====== Given data

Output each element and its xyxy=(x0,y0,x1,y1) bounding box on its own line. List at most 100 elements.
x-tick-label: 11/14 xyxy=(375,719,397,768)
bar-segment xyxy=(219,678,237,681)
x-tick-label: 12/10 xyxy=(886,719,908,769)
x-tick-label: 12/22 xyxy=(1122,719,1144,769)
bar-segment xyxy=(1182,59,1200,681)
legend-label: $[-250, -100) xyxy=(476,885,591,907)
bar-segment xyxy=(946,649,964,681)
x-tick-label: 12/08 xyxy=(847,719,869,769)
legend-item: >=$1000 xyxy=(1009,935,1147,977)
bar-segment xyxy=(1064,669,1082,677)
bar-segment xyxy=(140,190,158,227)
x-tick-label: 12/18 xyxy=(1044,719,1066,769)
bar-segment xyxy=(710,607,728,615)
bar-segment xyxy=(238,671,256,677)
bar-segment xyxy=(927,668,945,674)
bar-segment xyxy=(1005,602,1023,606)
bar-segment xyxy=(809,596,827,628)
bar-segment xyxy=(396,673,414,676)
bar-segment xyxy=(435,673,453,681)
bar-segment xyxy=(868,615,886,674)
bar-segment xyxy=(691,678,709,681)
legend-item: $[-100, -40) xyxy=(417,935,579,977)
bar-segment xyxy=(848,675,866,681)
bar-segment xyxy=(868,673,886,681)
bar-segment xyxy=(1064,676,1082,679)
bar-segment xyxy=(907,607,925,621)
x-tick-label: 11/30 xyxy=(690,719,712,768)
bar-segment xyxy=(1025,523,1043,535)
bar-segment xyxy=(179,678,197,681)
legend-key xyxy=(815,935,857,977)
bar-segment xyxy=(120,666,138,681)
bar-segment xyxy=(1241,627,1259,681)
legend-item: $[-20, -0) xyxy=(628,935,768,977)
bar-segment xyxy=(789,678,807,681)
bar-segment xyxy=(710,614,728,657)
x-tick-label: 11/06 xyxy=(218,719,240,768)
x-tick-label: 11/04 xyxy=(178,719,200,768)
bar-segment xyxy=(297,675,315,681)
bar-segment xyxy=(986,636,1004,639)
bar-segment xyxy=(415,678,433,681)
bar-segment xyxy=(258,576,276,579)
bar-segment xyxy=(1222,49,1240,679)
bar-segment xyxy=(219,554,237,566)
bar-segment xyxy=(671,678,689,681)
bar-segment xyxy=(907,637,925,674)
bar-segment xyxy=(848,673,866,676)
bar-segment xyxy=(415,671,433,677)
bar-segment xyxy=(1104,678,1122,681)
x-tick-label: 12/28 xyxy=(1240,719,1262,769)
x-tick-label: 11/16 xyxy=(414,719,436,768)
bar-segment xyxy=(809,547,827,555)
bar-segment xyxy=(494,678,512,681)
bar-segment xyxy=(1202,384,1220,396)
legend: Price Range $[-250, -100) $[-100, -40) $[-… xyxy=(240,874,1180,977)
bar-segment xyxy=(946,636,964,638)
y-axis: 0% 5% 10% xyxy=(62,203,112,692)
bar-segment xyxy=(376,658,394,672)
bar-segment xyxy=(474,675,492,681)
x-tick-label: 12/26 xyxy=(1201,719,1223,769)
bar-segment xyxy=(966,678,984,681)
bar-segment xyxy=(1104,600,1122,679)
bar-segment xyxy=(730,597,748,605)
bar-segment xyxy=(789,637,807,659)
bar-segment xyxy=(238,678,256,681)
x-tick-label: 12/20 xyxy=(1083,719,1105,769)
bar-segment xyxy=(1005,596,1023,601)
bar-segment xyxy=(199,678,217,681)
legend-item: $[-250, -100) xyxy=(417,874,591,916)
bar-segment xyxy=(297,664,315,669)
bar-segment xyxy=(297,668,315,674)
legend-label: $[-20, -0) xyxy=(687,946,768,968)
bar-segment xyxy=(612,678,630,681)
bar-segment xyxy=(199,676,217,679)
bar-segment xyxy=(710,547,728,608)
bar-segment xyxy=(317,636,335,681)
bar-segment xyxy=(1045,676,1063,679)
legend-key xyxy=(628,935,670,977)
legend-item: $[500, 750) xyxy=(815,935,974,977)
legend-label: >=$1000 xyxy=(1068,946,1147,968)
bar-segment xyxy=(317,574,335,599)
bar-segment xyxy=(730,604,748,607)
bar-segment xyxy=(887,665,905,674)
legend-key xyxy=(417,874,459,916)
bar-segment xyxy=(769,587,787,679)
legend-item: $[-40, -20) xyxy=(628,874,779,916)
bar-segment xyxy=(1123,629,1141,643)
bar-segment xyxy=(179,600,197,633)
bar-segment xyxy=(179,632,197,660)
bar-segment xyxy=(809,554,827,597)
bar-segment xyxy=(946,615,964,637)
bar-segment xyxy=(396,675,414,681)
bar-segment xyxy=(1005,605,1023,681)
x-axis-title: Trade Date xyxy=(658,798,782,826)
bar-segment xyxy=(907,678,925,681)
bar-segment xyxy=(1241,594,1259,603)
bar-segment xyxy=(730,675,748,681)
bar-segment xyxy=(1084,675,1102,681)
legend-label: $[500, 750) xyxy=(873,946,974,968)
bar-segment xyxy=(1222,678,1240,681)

============

What is required: Update the entries from the start of the entries through the line containing "bar-segment xyxy=(1182,59,1200,681)", replacing "x-tick-label" with "date-label" and keeping everything else the same. Give only those lines.

Exercise response:
Output each element and its xyxy=(x0,y0,x1,y1) bounding box on its own line. List at most 100 elements.
date-label: 11/14 xyxy=(375,719,397,768)
bar-segment xyxy=(219,678,237,681)
date-label: 12/10 xyxy=(886,719,908,769)
date-label: 12/22 xyxy=(1122,719,1144,769)
bar-segment xyxy=(1182,59,1200,681)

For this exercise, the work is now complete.